--- Start Listed records ---

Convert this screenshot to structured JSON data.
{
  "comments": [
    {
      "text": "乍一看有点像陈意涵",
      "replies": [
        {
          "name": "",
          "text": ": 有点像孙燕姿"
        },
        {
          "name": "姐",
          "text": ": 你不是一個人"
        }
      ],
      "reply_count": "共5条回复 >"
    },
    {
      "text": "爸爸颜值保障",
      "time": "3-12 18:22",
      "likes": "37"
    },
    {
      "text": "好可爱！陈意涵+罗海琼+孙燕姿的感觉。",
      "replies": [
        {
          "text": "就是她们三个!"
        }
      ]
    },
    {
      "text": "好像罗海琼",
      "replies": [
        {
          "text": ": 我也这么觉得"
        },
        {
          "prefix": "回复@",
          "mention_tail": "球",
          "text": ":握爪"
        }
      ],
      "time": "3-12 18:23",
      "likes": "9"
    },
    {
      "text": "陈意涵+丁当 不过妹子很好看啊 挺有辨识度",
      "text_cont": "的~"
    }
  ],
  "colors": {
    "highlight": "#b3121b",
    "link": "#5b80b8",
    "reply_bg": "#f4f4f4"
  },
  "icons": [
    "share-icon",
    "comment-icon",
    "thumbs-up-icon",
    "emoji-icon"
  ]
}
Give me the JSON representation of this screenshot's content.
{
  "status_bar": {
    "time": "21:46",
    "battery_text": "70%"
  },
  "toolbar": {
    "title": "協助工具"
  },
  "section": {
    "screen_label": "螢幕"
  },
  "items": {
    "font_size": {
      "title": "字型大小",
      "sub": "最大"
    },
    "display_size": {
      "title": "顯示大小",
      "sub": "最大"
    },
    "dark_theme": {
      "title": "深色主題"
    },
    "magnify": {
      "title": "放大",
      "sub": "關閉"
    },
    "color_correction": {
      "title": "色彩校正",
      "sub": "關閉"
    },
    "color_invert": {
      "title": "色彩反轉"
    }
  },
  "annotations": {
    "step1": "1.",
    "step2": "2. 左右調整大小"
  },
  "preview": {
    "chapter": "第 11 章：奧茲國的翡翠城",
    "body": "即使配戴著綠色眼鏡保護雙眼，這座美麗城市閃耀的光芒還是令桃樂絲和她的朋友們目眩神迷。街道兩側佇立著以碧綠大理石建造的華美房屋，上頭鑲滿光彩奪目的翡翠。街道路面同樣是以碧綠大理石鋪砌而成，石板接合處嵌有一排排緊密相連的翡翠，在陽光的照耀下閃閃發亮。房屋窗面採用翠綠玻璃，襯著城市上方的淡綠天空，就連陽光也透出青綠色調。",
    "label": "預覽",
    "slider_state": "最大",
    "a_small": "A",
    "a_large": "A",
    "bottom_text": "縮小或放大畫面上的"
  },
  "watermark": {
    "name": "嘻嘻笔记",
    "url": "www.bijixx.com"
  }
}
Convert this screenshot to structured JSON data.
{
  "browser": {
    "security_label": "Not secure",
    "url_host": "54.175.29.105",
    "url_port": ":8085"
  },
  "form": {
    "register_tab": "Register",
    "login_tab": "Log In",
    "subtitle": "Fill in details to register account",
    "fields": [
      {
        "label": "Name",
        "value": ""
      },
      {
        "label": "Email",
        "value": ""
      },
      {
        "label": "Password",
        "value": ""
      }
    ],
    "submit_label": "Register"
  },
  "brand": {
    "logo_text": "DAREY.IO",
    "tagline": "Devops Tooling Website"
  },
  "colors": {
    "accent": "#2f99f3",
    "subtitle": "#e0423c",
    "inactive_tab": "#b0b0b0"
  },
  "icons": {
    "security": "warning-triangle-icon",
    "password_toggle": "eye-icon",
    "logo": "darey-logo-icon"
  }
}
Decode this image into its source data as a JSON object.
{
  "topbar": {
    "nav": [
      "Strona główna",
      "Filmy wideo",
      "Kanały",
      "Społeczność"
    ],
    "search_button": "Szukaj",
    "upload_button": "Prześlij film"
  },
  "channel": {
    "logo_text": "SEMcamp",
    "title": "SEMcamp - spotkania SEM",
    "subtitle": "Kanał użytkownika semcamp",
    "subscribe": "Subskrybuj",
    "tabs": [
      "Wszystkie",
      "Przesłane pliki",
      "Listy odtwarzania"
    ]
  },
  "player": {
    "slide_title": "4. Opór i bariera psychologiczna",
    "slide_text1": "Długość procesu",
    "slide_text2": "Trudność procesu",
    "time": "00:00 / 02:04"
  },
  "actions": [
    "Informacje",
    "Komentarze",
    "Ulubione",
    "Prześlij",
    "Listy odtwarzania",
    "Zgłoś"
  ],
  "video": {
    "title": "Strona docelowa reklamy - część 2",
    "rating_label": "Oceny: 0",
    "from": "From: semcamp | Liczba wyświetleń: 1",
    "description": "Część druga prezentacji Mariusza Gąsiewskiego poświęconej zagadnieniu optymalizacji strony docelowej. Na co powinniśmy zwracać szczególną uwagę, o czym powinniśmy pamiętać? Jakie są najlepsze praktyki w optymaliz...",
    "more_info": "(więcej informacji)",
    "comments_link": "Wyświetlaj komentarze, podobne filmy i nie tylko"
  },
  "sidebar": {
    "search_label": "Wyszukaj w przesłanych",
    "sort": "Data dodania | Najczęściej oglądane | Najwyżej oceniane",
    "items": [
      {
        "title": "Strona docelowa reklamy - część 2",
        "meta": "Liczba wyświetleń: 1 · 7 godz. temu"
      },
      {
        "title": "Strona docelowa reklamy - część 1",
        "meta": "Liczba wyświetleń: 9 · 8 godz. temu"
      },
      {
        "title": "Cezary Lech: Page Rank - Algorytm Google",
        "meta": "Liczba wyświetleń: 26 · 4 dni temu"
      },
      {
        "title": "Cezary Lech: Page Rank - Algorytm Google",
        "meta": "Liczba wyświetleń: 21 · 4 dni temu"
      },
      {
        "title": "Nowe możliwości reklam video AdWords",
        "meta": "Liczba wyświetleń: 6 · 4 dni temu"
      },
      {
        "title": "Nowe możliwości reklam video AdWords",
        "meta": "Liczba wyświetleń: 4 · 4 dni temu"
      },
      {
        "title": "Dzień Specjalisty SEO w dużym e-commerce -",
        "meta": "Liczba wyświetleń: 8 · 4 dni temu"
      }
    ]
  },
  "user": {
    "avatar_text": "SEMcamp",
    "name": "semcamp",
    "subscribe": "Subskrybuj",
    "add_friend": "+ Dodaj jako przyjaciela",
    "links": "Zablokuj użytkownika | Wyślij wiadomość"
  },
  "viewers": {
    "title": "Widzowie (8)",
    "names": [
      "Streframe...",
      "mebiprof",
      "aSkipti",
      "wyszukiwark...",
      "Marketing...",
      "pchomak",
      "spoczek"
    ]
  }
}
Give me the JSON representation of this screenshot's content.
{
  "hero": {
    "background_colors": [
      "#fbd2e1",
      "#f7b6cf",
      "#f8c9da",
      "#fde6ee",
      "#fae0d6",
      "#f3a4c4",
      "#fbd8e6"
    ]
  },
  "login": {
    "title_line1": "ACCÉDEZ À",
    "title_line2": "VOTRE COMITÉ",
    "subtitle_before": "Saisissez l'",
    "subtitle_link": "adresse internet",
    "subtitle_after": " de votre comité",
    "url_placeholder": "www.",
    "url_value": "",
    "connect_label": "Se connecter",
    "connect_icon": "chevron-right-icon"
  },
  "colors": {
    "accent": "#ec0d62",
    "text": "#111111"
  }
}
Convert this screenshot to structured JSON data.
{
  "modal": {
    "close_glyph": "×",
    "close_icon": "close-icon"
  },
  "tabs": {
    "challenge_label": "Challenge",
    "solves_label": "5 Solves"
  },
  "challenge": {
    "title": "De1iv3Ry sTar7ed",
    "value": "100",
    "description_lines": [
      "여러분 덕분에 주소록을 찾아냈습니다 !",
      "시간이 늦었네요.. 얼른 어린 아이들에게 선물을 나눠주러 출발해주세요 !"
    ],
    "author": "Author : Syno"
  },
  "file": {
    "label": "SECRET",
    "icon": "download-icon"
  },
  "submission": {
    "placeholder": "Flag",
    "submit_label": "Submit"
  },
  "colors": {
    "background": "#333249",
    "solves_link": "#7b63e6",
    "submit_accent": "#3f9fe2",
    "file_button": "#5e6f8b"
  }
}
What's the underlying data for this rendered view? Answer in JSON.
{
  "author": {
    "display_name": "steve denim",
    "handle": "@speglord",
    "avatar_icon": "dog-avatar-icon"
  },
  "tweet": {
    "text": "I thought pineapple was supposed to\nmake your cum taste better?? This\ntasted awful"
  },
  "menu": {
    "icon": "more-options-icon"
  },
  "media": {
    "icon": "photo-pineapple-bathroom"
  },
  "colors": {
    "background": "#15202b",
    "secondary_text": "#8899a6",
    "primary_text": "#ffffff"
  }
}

--- End Listed records ---

▸ **Exercise task**:
Copy all lines of the listing above that contain the string "Strona".

▸ **Correct output**:
      "Strona główna",
    "title": "Strona docelowa reklamy - część 2",
        "title": "Strona docelowa reklamy - część 2",
        "title": "Strona docelowa reklamy - część 1",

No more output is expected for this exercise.